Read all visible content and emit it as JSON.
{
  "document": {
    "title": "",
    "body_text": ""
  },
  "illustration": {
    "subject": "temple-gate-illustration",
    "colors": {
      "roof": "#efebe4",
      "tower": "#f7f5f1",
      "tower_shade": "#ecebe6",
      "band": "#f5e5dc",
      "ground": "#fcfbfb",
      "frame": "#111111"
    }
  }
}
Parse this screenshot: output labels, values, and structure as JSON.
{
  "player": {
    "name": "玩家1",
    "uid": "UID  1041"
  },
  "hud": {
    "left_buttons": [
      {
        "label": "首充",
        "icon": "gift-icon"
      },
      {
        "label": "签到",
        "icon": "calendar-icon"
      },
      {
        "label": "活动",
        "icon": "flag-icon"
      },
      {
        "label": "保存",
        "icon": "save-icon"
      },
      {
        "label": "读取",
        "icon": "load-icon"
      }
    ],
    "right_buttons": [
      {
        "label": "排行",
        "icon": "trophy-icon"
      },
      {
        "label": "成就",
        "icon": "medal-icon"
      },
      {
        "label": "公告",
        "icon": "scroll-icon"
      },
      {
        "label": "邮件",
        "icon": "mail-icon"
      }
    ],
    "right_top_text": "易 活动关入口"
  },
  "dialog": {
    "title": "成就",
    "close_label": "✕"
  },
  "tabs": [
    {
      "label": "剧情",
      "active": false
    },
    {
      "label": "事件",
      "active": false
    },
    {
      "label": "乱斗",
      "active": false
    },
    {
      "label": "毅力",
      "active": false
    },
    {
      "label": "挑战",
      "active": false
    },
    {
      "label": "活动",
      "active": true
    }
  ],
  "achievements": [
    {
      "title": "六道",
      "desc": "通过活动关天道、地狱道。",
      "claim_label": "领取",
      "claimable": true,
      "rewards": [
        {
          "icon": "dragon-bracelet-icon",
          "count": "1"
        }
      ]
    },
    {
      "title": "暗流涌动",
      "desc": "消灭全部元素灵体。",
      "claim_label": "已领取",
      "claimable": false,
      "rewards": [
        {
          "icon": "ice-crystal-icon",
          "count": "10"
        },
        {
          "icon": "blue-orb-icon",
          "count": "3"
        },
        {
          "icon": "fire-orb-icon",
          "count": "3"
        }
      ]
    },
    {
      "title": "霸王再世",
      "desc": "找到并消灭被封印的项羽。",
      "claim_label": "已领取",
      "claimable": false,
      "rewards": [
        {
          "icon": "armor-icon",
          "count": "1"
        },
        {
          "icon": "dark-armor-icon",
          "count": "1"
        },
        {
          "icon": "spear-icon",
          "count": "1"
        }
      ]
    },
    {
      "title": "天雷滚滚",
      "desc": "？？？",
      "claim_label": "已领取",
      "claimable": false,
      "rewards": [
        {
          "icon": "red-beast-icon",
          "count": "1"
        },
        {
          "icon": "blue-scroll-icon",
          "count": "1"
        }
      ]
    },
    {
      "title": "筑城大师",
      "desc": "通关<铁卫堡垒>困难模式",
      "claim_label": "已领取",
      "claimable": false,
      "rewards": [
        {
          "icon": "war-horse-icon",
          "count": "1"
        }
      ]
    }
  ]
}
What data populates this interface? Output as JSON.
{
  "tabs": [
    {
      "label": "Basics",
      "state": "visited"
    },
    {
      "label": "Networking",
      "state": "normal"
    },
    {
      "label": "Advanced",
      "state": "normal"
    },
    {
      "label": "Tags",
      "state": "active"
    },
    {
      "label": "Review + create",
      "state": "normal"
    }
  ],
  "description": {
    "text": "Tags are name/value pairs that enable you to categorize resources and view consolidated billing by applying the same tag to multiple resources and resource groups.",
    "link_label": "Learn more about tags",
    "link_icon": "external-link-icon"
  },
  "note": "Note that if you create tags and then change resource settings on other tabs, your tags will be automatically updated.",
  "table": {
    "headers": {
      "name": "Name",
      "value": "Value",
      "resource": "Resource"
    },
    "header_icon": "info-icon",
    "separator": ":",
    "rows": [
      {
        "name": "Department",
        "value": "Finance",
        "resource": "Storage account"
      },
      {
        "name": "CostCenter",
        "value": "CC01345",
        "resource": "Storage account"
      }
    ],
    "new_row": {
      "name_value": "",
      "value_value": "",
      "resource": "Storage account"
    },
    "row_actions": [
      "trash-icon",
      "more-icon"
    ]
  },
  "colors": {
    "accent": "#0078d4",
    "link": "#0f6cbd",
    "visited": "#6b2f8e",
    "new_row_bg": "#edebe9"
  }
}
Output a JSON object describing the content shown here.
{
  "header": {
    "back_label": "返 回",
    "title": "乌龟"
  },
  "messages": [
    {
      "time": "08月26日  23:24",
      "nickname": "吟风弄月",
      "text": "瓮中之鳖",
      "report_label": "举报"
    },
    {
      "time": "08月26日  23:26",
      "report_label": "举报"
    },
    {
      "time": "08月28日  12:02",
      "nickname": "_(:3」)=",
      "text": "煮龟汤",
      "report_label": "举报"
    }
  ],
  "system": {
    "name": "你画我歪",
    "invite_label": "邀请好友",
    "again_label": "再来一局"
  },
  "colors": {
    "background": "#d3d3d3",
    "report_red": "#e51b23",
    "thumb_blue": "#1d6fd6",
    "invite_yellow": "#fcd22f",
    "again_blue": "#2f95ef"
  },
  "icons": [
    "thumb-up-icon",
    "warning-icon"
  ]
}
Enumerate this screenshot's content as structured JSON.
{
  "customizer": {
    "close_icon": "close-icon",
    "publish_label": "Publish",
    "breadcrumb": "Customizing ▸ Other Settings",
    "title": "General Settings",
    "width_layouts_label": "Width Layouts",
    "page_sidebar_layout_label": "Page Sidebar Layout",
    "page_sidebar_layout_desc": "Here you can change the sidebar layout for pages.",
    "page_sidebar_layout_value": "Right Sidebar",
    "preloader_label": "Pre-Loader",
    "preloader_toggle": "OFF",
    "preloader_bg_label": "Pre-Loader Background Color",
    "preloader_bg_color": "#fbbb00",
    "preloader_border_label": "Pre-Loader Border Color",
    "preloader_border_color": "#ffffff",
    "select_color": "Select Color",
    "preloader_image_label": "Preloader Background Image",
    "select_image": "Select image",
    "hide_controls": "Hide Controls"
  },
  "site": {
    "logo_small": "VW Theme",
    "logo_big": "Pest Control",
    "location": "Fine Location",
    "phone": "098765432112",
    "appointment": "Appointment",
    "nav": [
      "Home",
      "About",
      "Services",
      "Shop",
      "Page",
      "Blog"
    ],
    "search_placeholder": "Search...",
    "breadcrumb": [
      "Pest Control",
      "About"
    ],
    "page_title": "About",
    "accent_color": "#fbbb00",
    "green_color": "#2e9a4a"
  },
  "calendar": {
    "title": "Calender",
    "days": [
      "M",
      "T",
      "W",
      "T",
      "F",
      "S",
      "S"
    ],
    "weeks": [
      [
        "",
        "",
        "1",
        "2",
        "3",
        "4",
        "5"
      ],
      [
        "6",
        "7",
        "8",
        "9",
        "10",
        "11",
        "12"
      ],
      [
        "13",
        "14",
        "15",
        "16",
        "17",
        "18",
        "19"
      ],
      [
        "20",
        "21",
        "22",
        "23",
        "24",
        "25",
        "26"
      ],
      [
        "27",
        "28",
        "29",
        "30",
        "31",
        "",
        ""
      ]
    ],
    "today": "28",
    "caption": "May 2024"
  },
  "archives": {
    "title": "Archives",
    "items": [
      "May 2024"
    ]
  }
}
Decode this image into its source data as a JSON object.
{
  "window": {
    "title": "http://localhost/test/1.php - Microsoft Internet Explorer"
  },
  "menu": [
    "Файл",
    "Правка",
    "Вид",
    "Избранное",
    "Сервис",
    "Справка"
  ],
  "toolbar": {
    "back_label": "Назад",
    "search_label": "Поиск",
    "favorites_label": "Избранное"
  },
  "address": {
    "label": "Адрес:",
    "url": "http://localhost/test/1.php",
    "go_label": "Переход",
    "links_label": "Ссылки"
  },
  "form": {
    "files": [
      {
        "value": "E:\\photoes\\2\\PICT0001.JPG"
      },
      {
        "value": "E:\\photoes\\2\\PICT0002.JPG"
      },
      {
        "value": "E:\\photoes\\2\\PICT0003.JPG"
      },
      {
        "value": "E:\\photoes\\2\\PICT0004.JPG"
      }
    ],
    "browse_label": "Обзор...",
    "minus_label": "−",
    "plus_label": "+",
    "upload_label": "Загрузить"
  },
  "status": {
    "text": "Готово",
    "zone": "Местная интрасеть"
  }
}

**The task:**
Answer only with how many lines in the records include "armor".

**Exercise answer:**
2